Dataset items
* BEGIN *
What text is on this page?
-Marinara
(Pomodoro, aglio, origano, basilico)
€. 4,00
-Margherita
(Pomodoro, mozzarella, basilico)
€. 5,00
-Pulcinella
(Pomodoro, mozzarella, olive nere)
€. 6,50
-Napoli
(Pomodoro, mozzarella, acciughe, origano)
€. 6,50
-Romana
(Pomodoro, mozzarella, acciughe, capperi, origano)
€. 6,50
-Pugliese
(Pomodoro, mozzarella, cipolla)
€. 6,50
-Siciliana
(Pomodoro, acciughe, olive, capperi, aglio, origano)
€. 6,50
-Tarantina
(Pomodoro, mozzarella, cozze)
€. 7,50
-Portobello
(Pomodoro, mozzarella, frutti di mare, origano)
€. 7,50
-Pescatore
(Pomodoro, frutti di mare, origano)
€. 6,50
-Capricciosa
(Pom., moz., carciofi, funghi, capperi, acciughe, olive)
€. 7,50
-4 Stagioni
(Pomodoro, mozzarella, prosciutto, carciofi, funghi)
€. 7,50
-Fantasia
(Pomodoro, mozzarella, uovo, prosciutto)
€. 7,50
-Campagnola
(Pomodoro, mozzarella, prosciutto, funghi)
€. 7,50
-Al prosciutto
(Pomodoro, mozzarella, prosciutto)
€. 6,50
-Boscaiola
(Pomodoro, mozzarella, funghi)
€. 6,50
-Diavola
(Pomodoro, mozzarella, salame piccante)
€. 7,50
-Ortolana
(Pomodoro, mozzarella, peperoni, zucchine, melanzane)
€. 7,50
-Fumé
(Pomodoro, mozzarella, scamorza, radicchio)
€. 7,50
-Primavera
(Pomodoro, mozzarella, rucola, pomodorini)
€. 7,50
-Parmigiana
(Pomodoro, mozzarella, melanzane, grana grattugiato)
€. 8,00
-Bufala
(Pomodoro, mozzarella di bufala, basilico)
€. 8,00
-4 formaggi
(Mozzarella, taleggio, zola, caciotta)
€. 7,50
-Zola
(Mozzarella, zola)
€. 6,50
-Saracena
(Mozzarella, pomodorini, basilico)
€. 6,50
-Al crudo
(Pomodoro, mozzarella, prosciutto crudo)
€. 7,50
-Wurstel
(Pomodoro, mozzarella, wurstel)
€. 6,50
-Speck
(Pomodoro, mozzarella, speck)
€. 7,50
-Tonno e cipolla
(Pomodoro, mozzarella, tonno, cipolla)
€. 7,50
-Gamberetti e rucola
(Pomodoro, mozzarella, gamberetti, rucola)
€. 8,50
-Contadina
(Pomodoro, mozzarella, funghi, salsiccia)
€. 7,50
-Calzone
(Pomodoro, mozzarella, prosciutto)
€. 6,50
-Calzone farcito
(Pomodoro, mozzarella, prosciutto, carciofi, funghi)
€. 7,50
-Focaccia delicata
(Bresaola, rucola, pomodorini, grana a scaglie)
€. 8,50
* END *
| Exercise |
Which lines hold the string "funghi"? Copy all of them from the data above.

| Output |
(Pom., moz., carciofi, funghi, capperi, acciughe, olive)
(Pomodoro, mozzarella, prosciutto, carciofi, funghi)
(Pomodoro, mozzarella, prosciutto, funghi)
(Pomodoro, mozzarella, funghi)
(Pomodoro, mozzarella, funghi, salsiccia)
(Pomodoro, mozzarella, prosciutto, carciofi, funghi)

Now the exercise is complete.